REQUIRED WORK:
Write out each entry again. Keep every word exactly as it is.

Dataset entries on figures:
::::::::

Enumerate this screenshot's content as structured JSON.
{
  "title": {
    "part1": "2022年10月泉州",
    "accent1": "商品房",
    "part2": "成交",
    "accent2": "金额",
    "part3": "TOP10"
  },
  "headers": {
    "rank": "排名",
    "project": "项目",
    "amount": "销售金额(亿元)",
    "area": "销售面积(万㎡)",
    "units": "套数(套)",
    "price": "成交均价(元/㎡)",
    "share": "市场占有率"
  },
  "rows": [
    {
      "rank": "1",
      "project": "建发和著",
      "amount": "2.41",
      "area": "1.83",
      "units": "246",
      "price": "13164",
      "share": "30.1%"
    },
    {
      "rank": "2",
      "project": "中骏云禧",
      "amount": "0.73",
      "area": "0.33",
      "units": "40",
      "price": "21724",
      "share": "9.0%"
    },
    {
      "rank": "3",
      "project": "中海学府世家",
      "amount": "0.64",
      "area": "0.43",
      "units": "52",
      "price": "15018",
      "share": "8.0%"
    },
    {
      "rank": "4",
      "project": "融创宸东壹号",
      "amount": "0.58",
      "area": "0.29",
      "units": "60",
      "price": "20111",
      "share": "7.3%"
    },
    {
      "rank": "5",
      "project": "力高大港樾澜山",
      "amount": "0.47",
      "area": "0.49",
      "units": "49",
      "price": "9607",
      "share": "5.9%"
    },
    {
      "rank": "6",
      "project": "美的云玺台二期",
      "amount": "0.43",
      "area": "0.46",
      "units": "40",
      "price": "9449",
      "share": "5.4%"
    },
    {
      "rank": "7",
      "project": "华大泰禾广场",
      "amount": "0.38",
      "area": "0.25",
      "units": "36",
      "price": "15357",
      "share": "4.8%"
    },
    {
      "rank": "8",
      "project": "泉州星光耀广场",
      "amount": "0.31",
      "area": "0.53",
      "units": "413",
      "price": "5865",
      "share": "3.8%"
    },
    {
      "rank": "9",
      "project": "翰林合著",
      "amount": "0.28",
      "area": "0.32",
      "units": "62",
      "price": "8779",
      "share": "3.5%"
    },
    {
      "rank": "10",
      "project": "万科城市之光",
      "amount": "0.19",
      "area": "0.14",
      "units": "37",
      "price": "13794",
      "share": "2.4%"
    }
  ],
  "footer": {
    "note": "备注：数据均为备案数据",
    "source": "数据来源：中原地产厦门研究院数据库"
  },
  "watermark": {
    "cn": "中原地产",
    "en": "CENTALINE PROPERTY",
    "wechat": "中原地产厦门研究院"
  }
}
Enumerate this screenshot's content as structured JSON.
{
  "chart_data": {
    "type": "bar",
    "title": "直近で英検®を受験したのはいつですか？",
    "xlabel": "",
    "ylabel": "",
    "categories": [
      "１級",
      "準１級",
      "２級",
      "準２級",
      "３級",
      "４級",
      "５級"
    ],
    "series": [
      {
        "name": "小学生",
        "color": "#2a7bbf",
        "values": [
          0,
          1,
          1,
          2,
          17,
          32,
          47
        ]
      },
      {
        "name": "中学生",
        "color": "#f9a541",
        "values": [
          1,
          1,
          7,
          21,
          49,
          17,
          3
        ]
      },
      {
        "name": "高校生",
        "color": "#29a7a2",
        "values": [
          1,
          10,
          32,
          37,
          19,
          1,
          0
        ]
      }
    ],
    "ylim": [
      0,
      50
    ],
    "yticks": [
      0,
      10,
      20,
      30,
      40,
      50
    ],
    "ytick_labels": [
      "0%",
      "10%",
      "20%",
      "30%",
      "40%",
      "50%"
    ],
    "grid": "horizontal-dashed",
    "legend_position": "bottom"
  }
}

::::::::

WRITTEN RESPONSE:
Enumerate this screenshot's content as structured JSON.
{
  "title": {
    "part1": "2022年10月泉州",
    "accent1": "商品房",
    "part2": "成交",
    "accent2": "金额",
    "part3": "TOP10"
  },
  "headers": {
    "rank": "排名",
    "project": "项目",
    "amount": "销售金额(亿元)",
    "area": "销售面积(万㎡)",
    "units": "套数(套)",
    "price": "成交均价(元/㎡)",
    "share": "市场占有率"
  },
  "rows": [
    {
      "rank": "1",
      "project": "建发和著",
      "amount": "2.41",
      "area": "1.83",
      "units": "246",
      "price": "13164",
      "share": "30.1%"
    },
    {
      "rank": "2",
      "project": "中骏云禧",
      "amount": "0.73",
      "area": "0.33",
      "units": "40",
      "price": "21724",
      "share": "9.0%"
    },
    {
      "rank": "3",
      "project": "中海学府世家",
      "amount": "0.64",
      "area": "0.43",
      "units": "52",
      "price": "15018",
      "share": "8.0%"
    },
    {
      "rank": "4",
      "project": "融创宸东壹号",
      "amount": "0.58",
      "area": "0.29",
      "units": "60",
      "price": "20111",
      "share": "7.3%"
    },
    {
      "rank": "5",
      "project": "力高大港樾澜山",
      "amount": "0.47",
      "area": "0.49",
      "units": "49",
      "price": "9607",
      "share": "5.9%"
    },
    {
      "rank": "6",
      "project": "美的云玺台二期",
      "amount": "0.43",
      "area": "0.46",
      "units": "40",
      "price": "9449",
      "share": "5.4%"
    },
    {
      "rank": "7",
      "project": "华大泰禾广场",
      "amount": "0.38",
      "area": "0.25",
      "units": "36",
      "price": "15357",
      "share": "4.8%"
    },
    {
      "rank": "8",
      "project": "泉州星光耀广场",
      "amount": "0.31",
      "area": "0.53",
      "units": "413",
      "price": "5865",
      "share": "3.8%"
    },
    {
      "rank": "9",
      "project": "翰林合著",
      "amount": "0.28",
      "area": "0.32",
      "units": "62",
      "price": "8779",
      "share": "3.5%"
    },
    {
      "rank": "10",
      "project": "万科城市之光",
      "amount": "0.19",
      "area": "0.14",
      "units": "37",
      "price": "13794",
      "share": "2.4%"
    }
  ],
  "footer": {
    "note": "备注：数据均为备案数据",
    "source": "数据来源：中原地产厦门研究院数据库"
  },
  "watermark": {
    "cn": "中原地产",
    "en": "CENTALINE PROPERTY",
    "wechat": "中原地产厦门研究院"
  }
}
Enumerate this screenshot's content as structured JSON.
{
  "chart_data": {
    "type": "bar",
    "title": "直近で英検®を受験したのはいつですか？",
    "xlabel": "",
    "ylabel": "",
    "categories": [
      "１級",
      "準１級",
      "２級",
      "準２級",
      "３級",
      "４級",
      "５級"
    ],
    "series": [
      {
        "name": "小学生",
        "color": "#2a7bbf",
        "values": [
          0,
          1,
          1,
          2,
          17,
          32,
          47
        ]
      },
      {
        "name": "中学生",
        "color": "#f9a541",
        "values": [
          1,
          1,
          7,
          21,
          49,
          17,
          3
        ]
      },
      {
        "name": "高校生",
        "color": "#29a7a2",
        "values": [
          1,
          10,
          32,
          37,
          19,
          1,
          0
        ]
      }
    ],
    "ylim": [
      0,
      50
    ],
    "yticks": [
      0,
      10,
      20,
      30,
      40,
      50
    ],
    "ytick_labels": [
      "0%",
      "10%",
      "20%",
      "30%",
      "40%",
      "50%"
    ],
    "grid": "horizontal-dashed",
    "legend_position": "bottom"
  }
}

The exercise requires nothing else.